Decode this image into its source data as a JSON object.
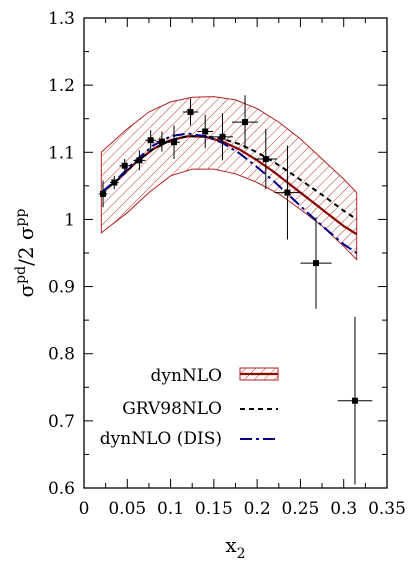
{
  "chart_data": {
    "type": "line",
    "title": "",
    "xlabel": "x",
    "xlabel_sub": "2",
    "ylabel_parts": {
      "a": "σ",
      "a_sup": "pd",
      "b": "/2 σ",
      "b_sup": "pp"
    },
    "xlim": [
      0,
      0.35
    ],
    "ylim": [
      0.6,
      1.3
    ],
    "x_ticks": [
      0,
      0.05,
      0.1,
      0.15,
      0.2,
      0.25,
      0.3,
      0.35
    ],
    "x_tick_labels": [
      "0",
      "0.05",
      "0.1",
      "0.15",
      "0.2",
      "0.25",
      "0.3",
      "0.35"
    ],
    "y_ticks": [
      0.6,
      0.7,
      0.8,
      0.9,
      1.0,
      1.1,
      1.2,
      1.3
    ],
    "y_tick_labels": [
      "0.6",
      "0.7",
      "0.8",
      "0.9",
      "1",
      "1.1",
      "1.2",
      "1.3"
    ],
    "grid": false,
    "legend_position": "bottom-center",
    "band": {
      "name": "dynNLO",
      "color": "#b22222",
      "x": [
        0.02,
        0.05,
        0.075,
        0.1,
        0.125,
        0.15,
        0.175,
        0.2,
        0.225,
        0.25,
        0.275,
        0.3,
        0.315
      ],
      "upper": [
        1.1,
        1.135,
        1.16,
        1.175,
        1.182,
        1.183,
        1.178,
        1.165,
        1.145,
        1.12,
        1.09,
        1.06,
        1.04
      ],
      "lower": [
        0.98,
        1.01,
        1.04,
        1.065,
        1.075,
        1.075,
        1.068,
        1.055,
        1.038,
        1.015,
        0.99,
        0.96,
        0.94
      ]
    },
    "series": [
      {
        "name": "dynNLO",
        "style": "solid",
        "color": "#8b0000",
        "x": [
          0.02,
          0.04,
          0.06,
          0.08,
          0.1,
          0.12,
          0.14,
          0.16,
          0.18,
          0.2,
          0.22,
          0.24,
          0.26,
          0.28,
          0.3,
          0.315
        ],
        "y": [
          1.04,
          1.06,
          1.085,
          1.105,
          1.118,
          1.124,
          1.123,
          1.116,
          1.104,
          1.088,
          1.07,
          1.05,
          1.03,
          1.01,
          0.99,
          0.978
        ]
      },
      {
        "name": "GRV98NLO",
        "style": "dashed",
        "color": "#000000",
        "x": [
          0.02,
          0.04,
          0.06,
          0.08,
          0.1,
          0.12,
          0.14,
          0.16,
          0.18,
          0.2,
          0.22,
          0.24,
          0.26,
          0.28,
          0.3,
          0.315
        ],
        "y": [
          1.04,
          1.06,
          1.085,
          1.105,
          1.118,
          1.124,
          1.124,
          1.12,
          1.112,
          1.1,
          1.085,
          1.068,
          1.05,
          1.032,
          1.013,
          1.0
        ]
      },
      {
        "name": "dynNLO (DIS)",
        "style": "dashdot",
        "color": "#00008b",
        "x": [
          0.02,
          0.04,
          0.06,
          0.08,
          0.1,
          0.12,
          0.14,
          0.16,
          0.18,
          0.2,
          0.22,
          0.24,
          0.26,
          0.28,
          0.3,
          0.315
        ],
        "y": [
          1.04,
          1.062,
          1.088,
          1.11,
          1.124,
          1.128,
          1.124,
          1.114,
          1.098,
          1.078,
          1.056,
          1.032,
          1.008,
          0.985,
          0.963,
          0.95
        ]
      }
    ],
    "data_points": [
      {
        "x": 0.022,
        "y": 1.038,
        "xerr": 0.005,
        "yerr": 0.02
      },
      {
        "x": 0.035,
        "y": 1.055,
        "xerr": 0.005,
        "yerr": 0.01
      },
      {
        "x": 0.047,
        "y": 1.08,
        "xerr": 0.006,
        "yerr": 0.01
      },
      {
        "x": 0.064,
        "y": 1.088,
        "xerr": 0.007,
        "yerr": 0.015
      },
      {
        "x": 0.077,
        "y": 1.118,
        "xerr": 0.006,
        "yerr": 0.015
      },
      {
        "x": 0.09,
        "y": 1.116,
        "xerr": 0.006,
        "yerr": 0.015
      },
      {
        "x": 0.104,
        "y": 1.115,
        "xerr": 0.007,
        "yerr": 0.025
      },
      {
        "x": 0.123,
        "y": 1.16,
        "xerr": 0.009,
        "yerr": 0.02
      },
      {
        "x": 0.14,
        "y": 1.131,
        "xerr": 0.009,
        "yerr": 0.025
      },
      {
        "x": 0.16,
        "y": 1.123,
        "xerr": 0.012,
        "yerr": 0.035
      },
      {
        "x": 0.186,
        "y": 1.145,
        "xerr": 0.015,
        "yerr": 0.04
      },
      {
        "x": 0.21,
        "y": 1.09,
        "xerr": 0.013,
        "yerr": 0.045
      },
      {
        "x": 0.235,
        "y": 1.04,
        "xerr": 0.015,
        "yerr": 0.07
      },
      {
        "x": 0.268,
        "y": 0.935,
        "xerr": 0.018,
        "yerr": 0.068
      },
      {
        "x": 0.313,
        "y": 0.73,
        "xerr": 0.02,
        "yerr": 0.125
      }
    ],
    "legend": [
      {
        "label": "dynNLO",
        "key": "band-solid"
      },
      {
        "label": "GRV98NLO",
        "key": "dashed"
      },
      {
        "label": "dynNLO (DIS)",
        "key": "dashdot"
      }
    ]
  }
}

_WHAT IS ASKED_. Retype everything in the material word for word, minus pictures.

_PROBLEM SOLUTION_.
Decode this image into its source data as a JSON object.
{
  "chart_data": {
    "type": "line",
    "title": "",
    "xlabel": "x",
    "xlabel_sub": "2",
    "ylabel_parts": {
      "a": "σ",
      "a_sup": "pd",
      "b": "/2 σ",
      "b_sup": "pp"
    },
    "xlim": [
      0,
      0.35
    ],
    "ylim": [
      0.6,
      1.3
    ],
    "x_ticks": [
      0,
      0.05,
      0.1,
      0.15,
      0.2,
      0.25,
      0.3,
      0.35
    ],
    "x_tick_labels": [
      "0",
      "0.05",
      "0.1",
      "0.15",
      "0.2",
      "0.25",
      "0.3",
      "0.35"
    ],
    "y_ticks": [
      0.6,
      0.7,
      0.8,
      0.9,
      1.0,
      1.1,
      1.2,
      1.3
    ],
    "y_tick_labels": [
      "0.6",
      "0.7",
      "0.8",
      "0.9",
      "1",
      "1.1",
      "1.2",
      "1.3"
    ],
    "grid": false,
    "legend_position": "bottom-center",
    "band": {
      "name": "dynNLO",
      "color": "#b22222",
      "x": [
        0.02,
        0.05,
        0.075,
        0.1,
        0.125,
        0.15,
        0.175,
        0.2,
        0.225,
        0.25,
        0.275,
        0.3,
        0.315
      ],
      "upper": [
        1.1,
        1.135,
        1.16,
        1.175,
        1.182,
        1.183,
        1.178,
        1.165,
        1.145,
        1.12,
        1.09,
        1.06,
        1.04
      ],
      "lower": [
        0.98,
        1.01,
        1.04,
        1.065,
        1.075,
        1.075,
        1.068,
        1.055,
        1.038,
        1.015,
        0.99,
        0.96,
        0.94
      ]
    },
    "series": [
      {
        "name": "dynNLO",
        "style": "solid",
        "color": "#8b0000",
        "x": [
          0.02,
          0.04,
          0.06,
          0.08,
          0.1,
          0.12,
          0.14,
          0.16,
          0.18,
          0.2,
          0.22,
          0.24,
          0.26,
          0.28,
          0.3,
          0.315
        ],
        "y": [
          1.04,
          1.06,
          1.085,
          1.105,
          1.118,
          1.124,
          1.123,
          1.116,
          1.104,
          1.088,
          1.07,
          1.05,
          1.03,
          1.01,
          0.99,
          0.978
        ]
      },
      {
        "name": "GRV98NLO",
        "style": "dashed",
        "color": "#000000",
        "x": [
          0.02,
          0.04,
          0.06,
          0.08,
          0.1,
          0.12,
          0.14,
          0.16,
          0.18,
          0.2,
          0.22,
          0.24,
          0.26,
          0.28,
          0.3,
          0.315
        ],
        "y": [
          1.04,
          1.06,
          1.085,
          1.105,
          1.118,
          1.124,
          1.124,
          1.12,
          1.112,
          1.1,
          1.085,
          1.068,
          1.05,
          1.032,
          1.013,
          1.0
        ]
      },
      {
        "name": "dynNLO (DIS)",
        "style": "dashdot",
        "color": "#00008b",
        "x": [
          0.02,
          0.04,
          0.06,
          0.08,
          0.1,
          0.12,
          0.14,
          0.16,
          0.18,
          0.2,
          0.22,
          0.24,
          0.26,
          0.28,
          0.3,
          0.315
        ],
        "y": [
          1.04,
          1.062,
          1.088,
          1.11,
          1.124,
          1.128,
          1.124,
          1.114,
          1.098,
          1.078,
          1.056,
          1.032,
          1.008,
          0.985,
          0.963,
          0.95
        ]
      }
    ],
    "data_points": [
      {
        "x": 0.022,
        "y": 1.038,
        "xerr": 0.005,
        "yerr": 0.02
      },
      {
        "x": 0.035,
        "y": 1.055,
        "xerr": 0.005,
        "yerr": 0.01
      },
      {
        "x": 0.047,
        "y": 1.08,
        "xerr": 0.006,
        "yerr": 0.01
      },
      {
        "x": 0.064,
        "y": 1.088,
        "xerr": 0.007,
        "yerr": 0.015
      },
      {
        "x": 0.077,
        "y": 1.118,
        "xerr": 0.006,
        "yerr": 0.015
      },
      {
        "x": 0.09,
        "y": 1.116,
        "xerr": 0.006,
        "yerr": 0.015
      },
      {
        "x": 0.104,
        "y": 1.115,
        "xerr": 0.007,
        "yerr": 0.025
      },
      {
        "x": 0.123,
        "y": 1.16,
        "xerr": 0.009,
        "yerr": 0.02
      },
      {
        "x": 0.14,
        "y": 1.131,
        "xerr": 0.009,
        "yerr": 0.025
      },
      {
        "x": 0.16,
        "y": 1.123,
        "xerr": 0.012,
        "yerr": 0.035
      },
      {
        "x": 0.186,
        "y": 1.145,
        "xerr": 0.015,
        "yerr": 0.04
      },
      {
        "x": 0.21,
        "y": 1.09,
        "xerr": 0.013,
        "yerr": 0.045
      },
      {
        "x": 0.235,
        "y": 1.04,
        "xerr": 0.015,
        "yerr": 0.07
      },
      {
        "x": 0.268,
        "y": 0.935,
        "xerr": 0.018,
        "yerr": 0.068
      },
      {
        "x": 0.313,
        "y": 0.73,
        "xerr": 0.02,
        "yerr": 0.125
      }
    ],
    "legend": [
      {
        "label": "dynNLO",
        "key": "band-solid"
      },
      {
        "label": "GRV98NLO",
        "key": "dashed"
      },
      {
        "label": "dynNLO (DIS)",
        "key": "dashdot"
      }
    ]
  }
}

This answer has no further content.